_Task brief_
Return all of the entries word for word, but omit the pictures they contain.

Entries with figure data:
┄┄┄┄┄┄┄┄┄┄

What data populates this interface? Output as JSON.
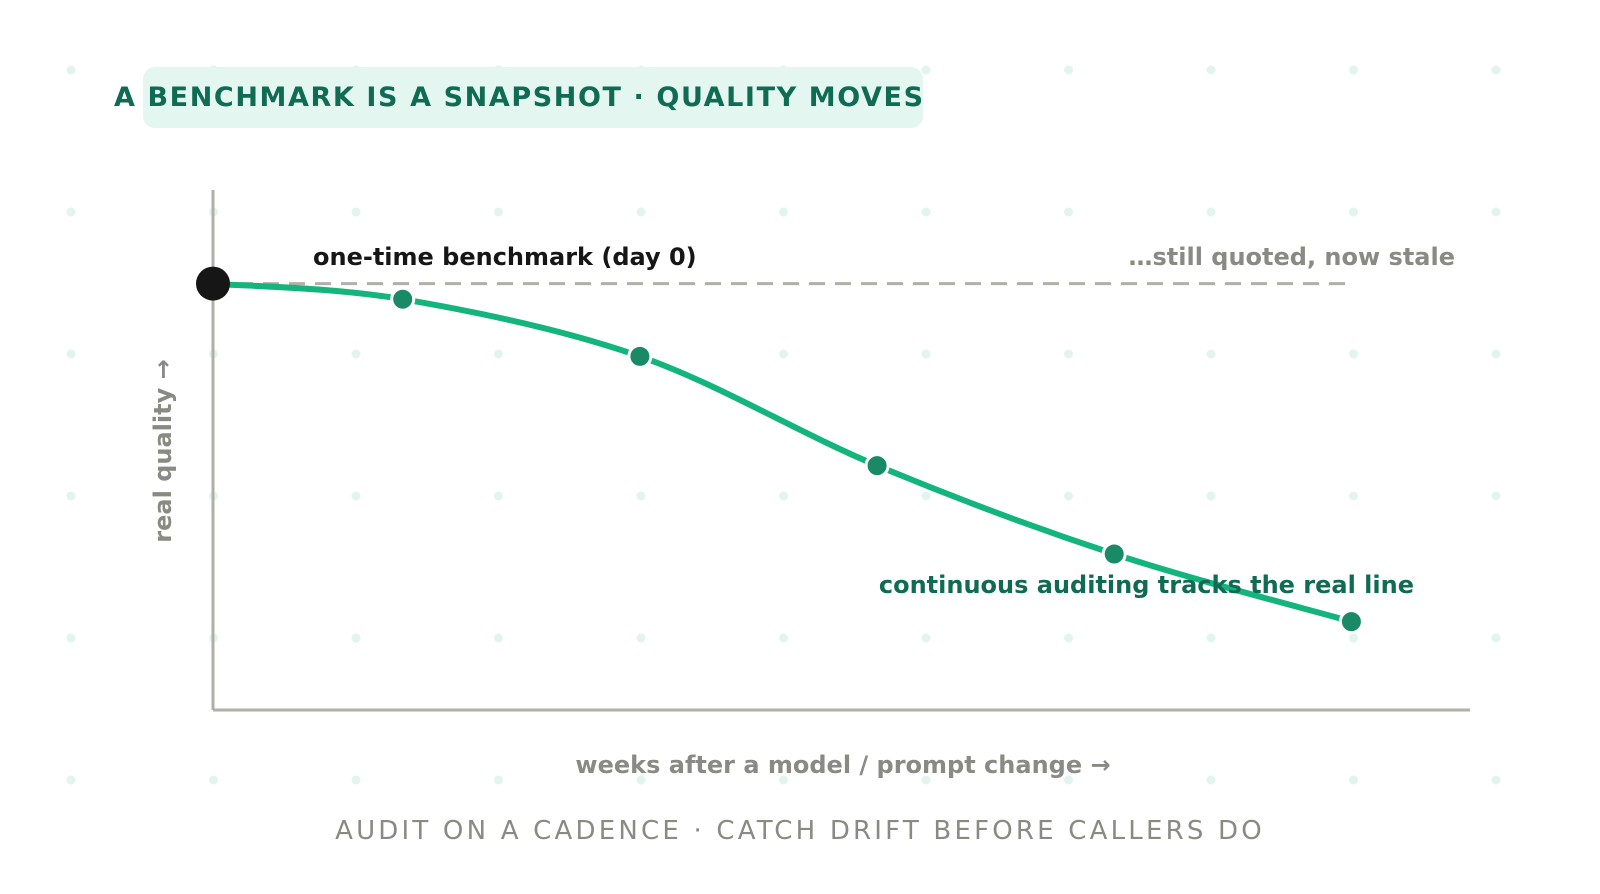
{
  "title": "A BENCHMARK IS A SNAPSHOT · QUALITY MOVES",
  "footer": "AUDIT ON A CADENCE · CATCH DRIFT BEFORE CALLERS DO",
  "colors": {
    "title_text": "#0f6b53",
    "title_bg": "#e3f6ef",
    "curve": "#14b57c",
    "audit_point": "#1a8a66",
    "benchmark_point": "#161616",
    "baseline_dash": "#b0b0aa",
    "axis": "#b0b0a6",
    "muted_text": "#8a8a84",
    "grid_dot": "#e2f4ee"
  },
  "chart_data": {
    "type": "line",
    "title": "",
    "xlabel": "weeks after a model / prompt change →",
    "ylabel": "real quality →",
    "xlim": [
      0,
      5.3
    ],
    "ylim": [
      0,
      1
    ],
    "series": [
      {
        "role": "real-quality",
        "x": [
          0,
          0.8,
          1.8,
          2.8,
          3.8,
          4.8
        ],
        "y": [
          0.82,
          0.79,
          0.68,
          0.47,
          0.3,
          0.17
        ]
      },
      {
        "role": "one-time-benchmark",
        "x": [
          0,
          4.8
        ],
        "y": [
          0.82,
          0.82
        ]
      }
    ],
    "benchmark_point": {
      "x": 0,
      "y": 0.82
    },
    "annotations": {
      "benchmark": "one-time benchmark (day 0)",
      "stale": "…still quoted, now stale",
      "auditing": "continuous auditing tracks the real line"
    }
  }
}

┄┄┄┄┄┄┄┄┄┄

_Written reply_
What data populates this interface? Output as JSON.
{
  "title": "A BENCHMARK IS A SNAPSHOT · QUALITY MOVES",
  "footer": "AUDIT ON A CADENCE · CATCH DRIFT BEFORE CALLERS DO",
  "colors": {
    "title_text": "#0f6b53",
    "title_bg": "#e3f6ef",
    "curve": "#14b57c",
    "audit_point": "#1a8a66",
    "benchmark_point": "#161616",
    "baseline_dash": "#b0b0aa",
    "axis": "#b0b0a6",
    "muted_text": "#8a8a84",
    "grid_dot": "#e2f4ee"
  },
  "chart_data": {
    "type": "line",
    "title": "",
    "xlabel": "weeks after a model / prompt change →",
    "ylabel": "real quality →",
    "xlim": [
      0,
      5.3
    ],
    "ylim": [
      0,
      1
    ],
    "series": [
      {
        "role": "real-quality",
        "x": [
          0,
          0.8,
          1.8,
          2.8,
          3.8,
          4.8
        ],
        "y": [
          0.82,
          0.79,
          0.68,
          0.47,
          0.3,
          0.17
        ]
      },
      {
        "role": "one-time-benchmark",
        "x": [
          0,
          4.8
        ],
        "y": [
          0.82,
          0.82
        ]
      }
    ],
    "benchmark_point": {
      "x": 0,
      "y": 0.82
    },
    "annotations": {
      "benchmark": "one-time benchmark (day 0)",
      "stale": "…still quoted, now stale",
      "auditing": "continuous auditing tracks the real line"
    }
  }
}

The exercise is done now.